[Records that describe figures]

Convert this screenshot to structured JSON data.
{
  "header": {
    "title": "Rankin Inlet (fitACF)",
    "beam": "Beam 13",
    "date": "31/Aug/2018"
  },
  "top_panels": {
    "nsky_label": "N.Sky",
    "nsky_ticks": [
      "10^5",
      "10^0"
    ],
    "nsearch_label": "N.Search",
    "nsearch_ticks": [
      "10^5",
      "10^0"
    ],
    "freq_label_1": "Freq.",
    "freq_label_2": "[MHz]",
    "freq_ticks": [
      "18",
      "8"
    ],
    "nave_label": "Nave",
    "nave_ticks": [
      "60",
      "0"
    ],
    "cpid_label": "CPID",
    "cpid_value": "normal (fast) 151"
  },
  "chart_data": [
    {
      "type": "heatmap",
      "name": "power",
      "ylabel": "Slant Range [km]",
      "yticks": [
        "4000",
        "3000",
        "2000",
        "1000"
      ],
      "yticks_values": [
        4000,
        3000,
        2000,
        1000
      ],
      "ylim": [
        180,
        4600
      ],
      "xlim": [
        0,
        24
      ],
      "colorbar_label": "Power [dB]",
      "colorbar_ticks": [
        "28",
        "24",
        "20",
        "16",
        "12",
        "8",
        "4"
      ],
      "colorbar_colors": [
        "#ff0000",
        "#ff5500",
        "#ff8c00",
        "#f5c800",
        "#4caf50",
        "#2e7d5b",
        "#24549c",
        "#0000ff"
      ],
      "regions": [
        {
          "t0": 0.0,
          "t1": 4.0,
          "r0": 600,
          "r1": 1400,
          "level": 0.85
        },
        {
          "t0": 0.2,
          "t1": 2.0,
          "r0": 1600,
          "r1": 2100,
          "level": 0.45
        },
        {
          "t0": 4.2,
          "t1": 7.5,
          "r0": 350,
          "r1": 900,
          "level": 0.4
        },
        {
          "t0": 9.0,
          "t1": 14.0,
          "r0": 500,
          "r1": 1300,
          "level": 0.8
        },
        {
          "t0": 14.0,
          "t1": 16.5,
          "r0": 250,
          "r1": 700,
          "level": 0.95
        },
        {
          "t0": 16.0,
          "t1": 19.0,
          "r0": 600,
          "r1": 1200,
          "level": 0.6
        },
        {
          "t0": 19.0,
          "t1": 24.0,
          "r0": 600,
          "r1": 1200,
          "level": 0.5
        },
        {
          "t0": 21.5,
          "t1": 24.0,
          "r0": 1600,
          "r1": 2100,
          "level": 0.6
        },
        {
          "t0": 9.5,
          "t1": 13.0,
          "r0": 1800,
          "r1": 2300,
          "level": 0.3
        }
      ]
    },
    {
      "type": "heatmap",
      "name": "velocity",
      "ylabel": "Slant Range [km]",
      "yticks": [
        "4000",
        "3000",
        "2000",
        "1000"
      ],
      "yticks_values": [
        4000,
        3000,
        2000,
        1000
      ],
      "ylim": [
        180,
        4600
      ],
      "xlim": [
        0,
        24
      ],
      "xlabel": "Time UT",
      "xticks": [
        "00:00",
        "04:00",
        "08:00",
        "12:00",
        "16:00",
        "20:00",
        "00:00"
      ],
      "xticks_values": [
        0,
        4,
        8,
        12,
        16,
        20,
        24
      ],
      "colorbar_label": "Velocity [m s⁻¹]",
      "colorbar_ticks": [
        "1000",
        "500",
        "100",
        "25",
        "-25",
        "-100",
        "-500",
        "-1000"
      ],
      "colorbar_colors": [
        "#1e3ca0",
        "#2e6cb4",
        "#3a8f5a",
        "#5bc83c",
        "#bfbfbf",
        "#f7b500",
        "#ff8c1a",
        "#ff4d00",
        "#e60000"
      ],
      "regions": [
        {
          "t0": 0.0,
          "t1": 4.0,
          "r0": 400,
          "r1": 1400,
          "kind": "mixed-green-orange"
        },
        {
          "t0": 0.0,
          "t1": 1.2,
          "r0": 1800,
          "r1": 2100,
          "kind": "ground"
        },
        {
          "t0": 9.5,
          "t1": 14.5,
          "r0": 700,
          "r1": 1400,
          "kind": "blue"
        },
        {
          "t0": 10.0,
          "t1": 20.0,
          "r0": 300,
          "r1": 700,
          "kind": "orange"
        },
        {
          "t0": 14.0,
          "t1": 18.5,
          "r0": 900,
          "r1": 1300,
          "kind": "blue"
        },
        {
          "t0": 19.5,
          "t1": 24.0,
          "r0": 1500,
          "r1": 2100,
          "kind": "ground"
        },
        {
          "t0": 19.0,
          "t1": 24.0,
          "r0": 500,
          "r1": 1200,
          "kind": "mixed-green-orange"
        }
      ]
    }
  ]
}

## STATED TASK
Pull out each line of the entries that contains "level".

## EXERCISE RESULT
          "level": 0.85
          "level": 0.45
          "level": 0.4
          "level": 0.8
          "level": 0.95
          "level": 0.6
          "level": 0.5
          "level": 0.6
          "level": 0.3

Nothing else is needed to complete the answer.